> **What is expected**: Below are entries. Pull out all lines containing "defense".

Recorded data
- - -

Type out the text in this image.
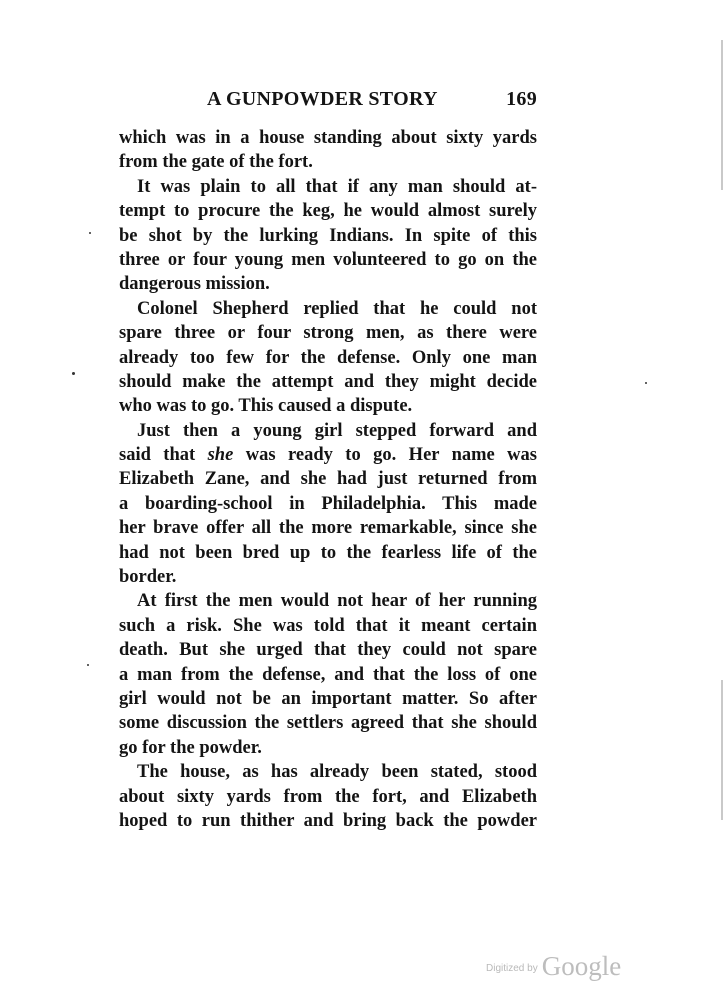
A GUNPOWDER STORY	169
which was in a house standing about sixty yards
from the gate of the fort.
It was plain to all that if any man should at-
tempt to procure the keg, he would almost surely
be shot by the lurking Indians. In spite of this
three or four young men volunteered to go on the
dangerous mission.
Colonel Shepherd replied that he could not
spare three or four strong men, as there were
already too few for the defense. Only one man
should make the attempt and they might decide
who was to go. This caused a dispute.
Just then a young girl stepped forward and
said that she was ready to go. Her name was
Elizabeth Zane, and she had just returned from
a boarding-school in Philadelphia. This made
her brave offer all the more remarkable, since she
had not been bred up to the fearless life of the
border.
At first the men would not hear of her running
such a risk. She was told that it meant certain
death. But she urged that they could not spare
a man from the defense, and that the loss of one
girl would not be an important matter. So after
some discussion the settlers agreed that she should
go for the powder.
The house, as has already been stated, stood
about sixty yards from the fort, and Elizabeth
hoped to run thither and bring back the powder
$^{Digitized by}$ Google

- - -

> **Complete answer**:
already too few for the defense. Only one man
a man from the defense, and that the loss of one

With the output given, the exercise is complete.